─── Reading passage ───
4.3 Unacceptable terms

Undertakings will not be entered into by the Minister if they include:

  • a denial by the authority holder that the conduct contravened the Act or Regulations or otherwise did not constitute a compliance issue;
  • any terms that are inconsistent with an existing licence or work authority condition;
  • any terms imposing obligations on the Minister or the Department;
  • a requirement that the Minister or Earth Resources Regulation will not in future institute proceedings or other compliance measures in the particular matter;
  • a statement that the undertaking is not an admission for the purposes of third party actions (although the undertaking need not explicitly state that it is such an admission);
  • terms imposing obligations on third parties;
  • terms purporting to set up defences for possible contraventions or other compliance issues;
  • statements that the conduct was inadvertent; or
  • self-serving statements by the authority holder that seek to minimise the consequences of the conduct or for public relations or promotional purposes.

4.4 Enforceable undertaking template

While there is no fixed form for an enforceable undertaking, an undertaking should generally set out:

  • details of the authority holder;
  • a description of the alleged contravention or other compliance issue;
  • what the authority holder undertakes to do; and
  • acknowledgments.

4.5 Corrective action and industry compliance

In the resolution of any matter, Earth Resources Regulation is concerned with finding ways to ensure compliance with the Act and to otherwise have regard to the purpose and objectives of the Act.
───
▶ What you need to do:
Please answer these questions on the enforceable undertakings passage above:
1. Who will not enter into undertakings that include the terms listed under "4.3 Unacceptable terms"?
2. What four things should an undertaking generally set out, according to "4.4 Enforceable undertaking template"?
3. Which body does "4.5 Corrective action and industry compliance" name as concerned with finding ways to ensure compliance with the Act?
─── Data section ───
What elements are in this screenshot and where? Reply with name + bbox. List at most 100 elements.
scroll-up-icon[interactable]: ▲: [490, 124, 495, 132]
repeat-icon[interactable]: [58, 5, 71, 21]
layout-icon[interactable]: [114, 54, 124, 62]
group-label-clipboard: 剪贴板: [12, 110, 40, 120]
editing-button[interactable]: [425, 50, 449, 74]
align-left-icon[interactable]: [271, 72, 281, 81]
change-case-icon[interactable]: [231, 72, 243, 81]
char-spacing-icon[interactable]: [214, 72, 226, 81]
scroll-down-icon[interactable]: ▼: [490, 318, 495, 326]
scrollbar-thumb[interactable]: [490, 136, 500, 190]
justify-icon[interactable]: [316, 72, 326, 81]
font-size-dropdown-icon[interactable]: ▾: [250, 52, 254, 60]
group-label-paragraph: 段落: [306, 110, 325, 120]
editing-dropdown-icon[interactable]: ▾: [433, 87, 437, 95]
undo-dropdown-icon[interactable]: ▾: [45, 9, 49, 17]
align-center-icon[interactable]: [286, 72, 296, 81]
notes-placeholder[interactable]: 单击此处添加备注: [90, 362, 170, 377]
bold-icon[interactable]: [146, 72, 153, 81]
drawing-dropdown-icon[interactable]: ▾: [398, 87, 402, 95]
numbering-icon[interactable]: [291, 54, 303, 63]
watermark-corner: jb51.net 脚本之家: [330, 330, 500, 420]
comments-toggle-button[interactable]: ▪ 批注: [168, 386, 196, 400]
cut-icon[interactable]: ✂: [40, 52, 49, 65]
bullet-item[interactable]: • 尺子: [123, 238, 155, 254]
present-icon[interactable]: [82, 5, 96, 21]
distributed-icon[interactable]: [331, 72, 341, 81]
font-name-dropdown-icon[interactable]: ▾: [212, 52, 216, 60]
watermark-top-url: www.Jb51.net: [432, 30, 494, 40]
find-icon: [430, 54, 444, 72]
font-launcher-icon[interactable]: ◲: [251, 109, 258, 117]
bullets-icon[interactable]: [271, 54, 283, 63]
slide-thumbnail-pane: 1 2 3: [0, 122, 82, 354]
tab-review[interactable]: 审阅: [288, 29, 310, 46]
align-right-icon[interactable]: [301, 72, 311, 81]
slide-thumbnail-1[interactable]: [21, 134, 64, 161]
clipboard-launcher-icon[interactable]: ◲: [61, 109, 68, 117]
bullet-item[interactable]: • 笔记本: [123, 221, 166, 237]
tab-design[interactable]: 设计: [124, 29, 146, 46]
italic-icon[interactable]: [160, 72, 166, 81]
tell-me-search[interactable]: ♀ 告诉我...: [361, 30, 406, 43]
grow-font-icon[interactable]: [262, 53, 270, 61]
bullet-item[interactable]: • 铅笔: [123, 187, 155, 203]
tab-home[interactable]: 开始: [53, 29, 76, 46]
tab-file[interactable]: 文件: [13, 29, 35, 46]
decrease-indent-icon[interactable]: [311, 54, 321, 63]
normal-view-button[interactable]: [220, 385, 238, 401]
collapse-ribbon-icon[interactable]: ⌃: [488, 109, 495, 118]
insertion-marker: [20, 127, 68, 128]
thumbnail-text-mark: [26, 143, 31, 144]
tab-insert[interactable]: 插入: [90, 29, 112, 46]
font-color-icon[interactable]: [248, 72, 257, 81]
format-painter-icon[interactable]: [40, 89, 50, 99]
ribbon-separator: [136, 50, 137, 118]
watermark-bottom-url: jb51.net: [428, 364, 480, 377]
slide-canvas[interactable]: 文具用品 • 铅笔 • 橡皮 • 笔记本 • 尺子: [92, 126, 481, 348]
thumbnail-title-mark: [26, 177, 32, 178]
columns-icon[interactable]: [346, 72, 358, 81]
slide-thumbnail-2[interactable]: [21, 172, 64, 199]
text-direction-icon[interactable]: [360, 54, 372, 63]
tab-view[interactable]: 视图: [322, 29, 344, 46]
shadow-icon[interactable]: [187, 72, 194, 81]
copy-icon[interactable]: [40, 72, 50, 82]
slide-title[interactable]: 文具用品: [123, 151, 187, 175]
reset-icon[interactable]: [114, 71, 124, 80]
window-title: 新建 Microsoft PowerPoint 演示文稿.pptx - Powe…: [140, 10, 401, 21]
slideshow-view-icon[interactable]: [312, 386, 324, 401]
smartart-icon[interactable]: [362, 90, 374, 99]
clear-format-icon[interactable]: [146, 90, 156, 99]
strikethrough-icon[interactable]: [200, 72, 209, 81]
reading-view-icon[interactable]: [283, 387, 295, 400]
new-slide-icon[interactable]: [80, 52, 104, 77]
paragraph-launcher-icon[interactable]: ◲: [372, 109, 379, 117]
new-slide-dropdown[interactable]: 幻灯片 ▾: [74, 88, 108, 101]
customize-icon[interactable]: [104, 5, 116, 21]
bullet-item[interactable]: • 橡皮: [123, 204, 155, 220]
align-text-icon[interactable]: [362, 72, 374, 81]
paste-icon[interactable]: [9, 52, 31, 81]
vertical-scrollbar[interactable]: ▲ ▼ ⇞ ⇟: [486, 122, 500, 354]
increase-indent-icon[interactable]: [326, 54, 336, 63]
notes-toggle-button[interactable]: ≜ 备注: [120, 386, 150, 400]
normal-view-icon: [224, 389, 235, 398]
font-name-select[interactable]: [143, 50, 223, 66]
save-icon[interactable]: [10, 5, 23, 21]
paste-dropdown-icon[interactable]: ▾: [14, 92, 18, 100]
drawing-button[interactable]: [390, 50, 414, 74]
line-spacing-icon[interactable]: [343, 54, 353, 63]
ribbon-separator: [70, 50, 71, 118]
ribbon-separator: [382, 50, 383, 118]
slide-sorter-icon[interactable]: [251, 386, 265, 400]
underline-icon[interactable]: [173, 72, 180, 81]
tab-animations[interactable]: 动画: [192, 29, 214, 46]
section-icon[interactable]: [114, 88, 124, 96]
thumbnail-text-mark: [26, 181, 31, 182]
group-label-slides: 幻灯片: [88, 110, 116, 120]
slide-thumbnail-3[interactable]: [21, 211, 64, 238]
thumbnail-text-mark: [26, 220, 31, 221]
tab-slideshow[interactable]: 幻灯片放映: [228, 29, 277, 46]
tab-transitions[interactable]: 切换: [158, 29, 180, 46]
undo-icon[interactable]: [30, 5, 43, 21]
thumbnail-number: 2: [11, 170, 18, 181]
───
▶ Answer to the exercise:
1. The Minister.
2. Details of the authority holder; a description of the alleged contravention or other compliance issue; what the authority holder undertakes to do; and acknowledgments.
3. Earth Resources Regulation.